** begin **
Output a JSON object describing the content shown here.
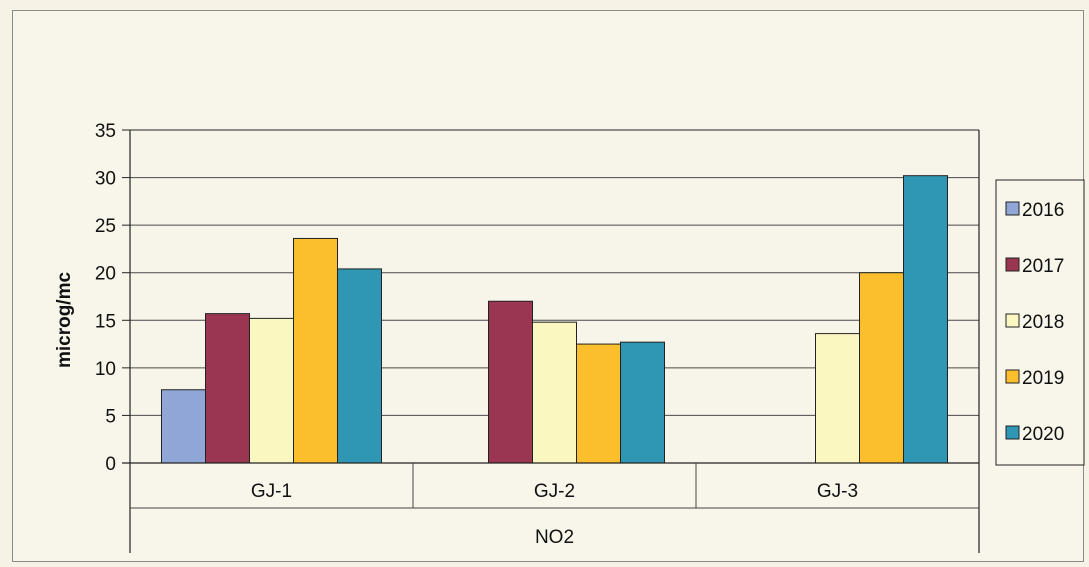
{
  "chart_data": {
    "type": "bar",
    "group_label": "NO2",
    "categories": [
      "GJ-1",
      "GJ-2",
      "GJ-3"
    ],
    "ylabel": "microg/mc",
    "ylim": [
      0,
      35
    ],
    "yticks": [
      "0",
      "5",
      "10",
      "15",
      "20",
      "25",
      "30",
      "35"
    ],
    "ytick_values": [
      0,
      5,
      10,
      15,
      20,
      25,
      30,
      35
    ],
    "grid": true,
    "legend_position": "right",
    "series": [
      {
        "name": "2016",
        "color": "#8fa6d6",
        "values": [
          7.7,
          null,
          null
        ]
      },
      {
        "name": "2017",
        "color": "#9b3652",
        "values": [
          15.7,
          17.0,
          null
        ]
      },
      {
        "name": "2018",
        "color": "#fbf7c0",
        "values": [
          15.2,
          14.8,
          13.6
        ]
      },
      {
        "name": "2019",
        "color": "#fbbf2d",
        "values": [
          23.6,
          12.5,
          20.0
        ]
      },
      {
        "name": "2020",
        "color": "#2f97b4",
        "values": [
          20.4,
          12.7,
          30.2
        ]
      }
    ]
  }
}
** end **
WORK INSTRUCTIONS: Leave out the pictures and give the listing above again exactly.

REPLY TO THE TASK:
Output a JSON object describing the content shown here.
{
  "chart_data": {
    "type": "bar",
    "group_label": "NO2",
    "categories": [
      "GJ-1",
      "GJ-2",
      "GJ-3"
    ],
    "ylabel": "microg/mc",
    "ylim": [
      0,
      35
    ],
    "yticks": [
      "0",
      "5",
      "10",
      "15",
      "20",
      "25",
      "30",
      "35"
    ],
    "ytick_values": [
      0,
      5,
      10,
      15,
      20,
      25,
      30,
      35
    ],
    "grid": true,
    "legend_position": "right",
    "series": [
      {
        "name": "2016",
        "color": "#8fa6d6",
        "values": [
          7.7,
          null,
          null
        ]
      },
      {
        "name": "2017",
        "color": "#9b3652",
        "values": [
          15.7,
          17.0,
          null
        ]
      },
      {
        "name": "2018",
        "color": "#fbf7c0",
        "values": [
          15.2,
          14.8,
          13.6
        ]
      },
      {
        "name": "2019",
        "color": "#fbbf2d",
        "values": [
          23.6,
          12.5,
          20.0
        ]
      },
      {
        "name": "2020",
        "color": "#2f97b4",
        "values": [
          20.4,
          12.7,
          30.2
        ]
      }
    ]
  }
}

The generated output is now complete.